Pull out every line with the word "frac".

Data excerpts

* * *

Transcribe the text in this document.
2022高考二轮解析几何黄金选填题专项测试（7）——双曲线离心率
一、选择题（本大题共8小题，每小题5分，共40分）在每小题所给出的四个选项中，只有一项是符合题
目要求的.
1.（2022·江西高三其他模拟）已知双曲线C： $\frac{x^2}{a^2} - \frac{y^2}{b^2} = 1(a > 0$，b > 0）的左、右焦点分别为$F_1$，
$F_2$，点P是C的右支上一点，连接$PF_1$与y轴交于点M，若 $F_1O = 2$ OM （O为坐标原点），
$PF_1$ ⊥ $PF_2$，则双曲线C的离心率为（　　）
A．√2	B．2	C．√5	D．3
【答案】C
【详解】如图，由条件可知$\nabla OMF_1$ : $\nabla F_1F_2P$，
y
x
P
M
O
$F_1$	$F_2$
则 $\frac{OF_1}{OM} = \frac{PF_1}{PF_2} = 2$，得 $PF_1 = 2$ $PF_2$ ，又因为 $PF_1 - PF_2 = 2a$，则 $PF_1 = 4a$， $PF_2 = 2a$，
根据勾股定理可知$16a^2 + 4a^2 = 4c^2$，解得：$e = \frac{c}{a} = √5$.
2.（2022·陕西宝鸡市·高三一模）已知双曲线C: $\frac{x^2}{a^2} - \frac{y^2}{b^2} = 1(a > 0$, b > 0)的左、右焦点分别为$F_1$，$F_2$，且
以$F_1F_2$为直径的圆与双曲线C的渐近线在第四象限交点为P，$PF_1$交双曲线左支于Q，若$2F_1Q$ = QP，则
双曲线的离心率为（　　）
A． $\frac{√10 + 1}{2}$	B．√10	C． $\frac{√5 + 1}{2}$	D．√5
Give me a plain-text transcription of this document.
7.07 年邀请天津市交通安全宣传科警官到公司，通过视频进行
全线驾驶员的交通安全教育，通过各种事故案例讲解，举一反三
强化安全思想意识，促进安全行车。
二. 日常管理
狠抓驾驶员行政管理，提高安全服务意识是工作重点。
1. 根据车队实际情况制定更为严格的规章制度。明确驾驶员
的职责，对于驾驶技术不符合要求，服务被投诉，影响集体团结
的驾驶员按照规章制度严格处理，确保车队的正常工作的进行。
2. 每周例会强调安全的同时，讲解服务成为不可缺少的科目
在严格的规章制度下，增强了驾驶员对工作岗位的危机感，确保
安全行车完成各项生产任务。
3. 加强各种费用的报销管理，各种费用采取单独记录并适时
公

* * *

Full solution:
1.（2022·江西高三其他模拟）已知双曲线C： $\frac{x^2}{a^2} - \frac{y^2}{b^2} = 1(a > 0$，b > 0）的左、右焦点分别为$F_1$，
则 $\frac{OF_1}{OM} = \frac{PF_1}{PF_2} = 2$，得 $PF_1 = 2$ $PF_2$ ，又因为 $PF_1 - PF_2 = 2a$，则 $PF_1 = 4a$， $PF_2 = 2a$，
根据勾股定理可知$16a^2 + 4a^2 = 4c^2$，解得：$e = \frac{c}{a} = √5$.
2.（2022·陕西宝鸡市·高三一模）已知双曲线C: $\frac{x^2}{a^2} - \frac{y^2}{b^2} = 1(a > 0$, b > 0)的左、右焦点分别为$F_1$，$F_2$，且
A． $\frac{√10 + 1}{2}$	B．√10	C． $\frac{√5 + 1}{2}$	D．√5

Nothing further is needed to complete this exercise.